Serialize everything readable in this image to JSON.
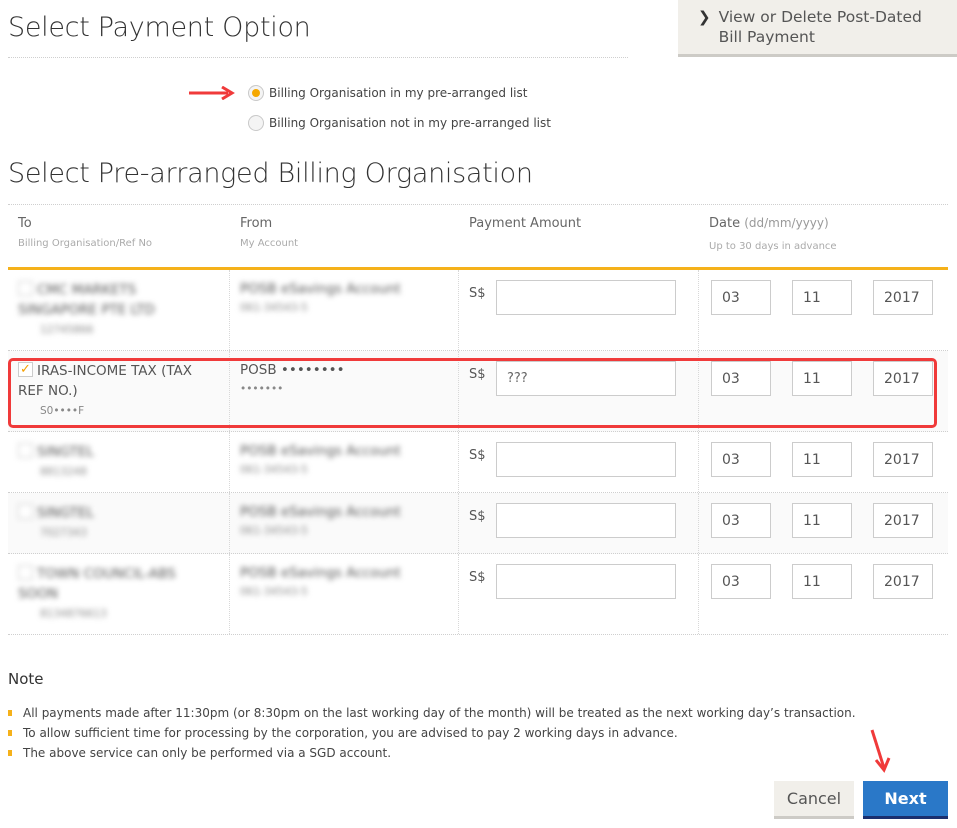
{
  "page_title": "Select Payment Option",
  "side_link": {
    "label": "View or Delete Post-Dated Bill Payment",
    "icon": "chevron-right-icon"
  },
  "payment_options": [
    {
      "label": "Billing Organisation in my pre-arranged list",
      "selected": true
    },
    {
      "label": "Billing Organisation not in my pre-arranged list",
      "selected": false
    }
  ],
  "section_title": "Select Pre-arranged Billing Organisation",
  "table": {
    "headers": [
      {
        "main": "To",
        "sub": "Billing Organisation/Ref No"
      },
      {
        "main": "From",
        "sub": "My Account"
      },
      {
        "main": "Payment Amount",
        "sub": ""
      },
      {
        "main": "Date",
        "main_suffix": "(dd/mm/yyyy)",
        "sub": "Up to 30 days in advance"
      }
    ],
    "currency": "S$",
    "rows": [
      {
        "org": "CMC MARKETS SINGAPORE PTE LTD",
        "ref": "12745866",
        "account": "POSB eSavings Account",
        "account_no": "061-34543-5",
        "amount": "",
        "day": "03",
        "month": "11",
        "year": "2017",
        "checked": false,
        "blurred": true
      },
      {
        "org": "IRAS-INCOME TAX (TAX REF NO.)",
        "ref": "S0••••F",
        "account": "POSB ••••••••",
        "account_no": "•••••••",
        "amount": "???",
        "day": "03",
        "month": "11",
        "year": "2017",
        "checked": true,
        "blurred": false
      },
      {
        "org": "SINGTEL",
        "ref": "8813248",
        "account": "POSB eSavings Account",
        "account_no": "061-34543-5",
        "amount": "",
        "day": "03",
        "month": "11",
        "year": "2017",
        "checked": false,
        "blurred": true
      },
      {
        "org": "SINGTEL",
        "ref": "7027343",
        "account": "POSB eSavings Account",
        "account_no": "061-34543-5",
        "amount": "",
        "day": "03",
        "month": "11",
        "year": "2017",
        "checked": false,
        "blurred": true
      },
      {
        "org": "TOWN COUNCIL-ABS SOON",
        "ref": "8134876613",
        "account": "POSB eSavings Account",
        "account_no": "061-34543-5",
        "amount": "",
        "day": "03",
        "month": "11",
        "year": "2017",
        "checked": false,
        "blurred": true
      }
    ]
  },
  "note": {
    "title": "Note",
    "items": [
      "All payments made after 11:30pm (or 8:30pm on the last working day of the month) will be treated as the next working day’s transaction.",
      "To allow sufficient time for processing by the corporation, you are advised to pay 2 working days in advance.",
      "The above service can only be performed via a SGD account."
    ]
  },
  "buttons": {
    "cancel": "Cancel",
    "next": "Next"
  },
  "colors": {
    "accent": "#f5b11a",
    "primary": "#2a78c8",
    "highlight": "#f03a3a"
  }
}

========================================

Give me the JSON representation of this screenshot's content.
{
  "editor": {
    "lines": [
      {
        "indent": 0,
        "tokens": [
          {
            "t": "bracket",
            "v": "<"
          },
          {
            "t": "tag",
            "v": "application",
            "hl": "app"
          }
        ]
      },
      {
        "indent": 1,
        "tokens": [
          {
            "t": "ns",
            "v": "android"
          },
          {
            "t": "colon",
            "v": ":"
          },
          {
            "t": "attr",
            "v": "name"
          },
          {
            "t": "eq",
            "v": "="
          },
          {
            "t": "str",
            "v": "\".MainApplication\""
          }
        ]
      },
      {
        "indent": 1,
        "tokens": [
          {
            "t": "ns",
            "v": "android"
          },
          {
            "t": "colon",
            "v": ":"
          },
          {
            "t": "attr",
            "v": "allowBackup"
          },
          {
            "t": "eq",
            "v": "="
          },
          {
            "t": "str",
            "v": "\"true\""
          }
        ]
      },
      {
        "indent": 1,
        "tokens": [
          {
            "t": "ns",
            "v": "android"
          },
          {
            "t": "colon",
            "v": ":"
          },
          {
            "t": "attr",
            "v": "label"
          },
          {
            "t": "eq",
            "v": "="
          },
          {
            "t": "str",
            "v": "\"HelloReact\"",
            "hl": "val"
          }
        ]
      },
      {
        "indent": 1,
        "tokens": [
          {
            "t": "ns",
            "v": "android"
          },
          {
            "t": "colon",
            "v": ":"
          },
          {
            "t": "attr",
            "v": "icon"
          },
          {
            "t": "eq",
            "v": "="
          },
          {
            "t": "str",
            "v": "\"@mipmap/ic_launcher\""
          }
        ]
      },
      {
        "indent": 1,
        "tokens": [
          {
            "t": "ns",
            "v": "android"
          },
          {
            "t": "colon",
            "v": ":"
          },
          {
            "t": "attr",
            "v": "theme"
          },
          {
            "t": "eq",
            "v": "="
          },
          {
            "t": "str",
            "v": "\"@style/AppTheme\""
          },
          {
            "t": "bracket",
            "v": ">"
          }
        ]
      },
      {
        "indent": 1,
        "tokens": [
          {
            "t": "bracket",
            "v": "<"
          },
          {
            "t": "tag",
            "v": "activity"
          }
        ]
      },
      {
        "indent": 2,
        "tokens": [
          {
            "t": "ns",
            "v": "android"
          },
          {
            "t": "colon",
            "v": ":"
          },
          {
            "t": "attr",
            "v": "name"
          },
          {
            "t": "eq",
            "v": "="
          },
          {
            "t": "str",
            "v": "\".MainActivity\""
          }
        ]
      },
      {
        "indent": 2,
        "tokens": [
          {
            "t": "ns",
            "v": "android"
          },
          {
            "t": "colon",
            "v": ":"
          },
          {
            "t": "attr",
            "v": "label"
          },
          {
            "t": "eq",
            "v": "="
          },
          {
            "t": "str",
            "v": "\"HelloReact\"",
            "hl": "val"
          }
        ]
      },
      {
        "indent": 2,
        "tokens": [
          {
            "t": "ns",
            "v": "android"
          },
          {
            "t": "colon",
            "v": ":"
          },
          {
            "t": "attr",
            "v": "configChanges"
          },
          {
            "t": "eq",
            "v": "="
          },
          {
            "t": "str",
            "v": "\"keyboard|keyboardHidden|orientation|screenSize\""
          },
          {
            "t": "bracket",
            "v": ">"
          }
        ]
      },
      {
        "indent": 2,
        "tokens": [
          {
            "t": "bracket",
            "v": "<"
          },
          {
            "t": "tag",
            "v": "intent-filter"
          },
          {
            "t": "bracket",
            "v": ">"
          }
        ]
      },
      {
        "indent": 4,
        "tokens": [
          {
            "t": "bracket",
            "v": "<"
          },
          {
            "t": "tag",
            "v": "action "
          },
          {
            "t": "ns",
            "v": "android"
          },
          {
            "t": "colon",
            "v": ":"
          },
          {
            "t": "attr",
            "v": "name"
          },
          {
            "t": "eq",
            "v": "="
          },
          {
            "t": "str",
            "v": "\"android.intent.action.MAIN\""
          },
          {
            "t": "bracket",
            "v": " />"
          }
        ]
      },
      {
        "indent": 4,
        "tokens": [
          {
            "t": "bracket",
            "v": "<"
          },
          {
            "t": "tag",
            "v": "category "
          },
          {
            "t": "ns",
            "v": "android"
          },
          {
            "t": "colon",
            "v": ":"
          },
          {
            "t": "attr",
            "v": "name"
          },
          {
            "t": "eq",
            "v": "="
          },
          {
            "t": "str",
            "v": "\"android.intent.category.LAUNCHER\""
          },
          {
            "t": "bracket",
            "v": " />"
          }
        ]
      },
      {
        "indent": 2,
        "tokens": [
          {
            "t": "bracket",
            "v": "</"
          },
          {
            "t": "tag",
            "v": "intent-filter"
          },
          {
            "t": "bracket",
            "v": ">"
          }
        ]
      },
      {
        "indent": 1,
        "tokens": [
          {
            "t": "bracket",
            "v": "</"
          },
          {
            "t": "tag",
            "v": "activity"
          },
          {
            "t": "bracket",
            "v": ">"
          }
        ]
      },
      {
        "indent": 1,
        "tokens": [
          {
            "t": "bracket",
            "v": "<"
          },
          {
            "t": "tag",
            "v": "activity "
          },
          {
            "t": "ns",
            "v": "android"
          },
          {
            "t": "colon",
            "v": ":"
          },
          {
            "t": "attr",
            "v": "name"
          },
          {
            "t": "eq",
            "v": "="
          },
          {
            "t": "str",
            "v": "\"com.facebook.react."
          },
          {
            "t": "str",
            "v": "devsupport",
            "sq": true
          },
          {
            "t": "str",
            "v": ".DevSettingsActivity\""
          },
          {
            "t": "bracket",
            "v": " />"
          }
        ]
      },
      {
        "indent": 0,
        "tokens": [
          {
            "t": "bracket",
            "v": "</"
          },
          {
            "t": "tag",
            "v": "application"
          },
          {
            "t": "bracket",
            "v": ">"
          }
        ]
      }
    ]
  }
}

========================================

Given problem: Search the data for the string "arranged" and copy each line where it appears.

Written response:
      "label": "Billing Organisation in my pre-arranged list",
      "label": "Billing Organisation not in my pre-arranged list",
  "section_title": "Select Pre-arranged Billing Organisation",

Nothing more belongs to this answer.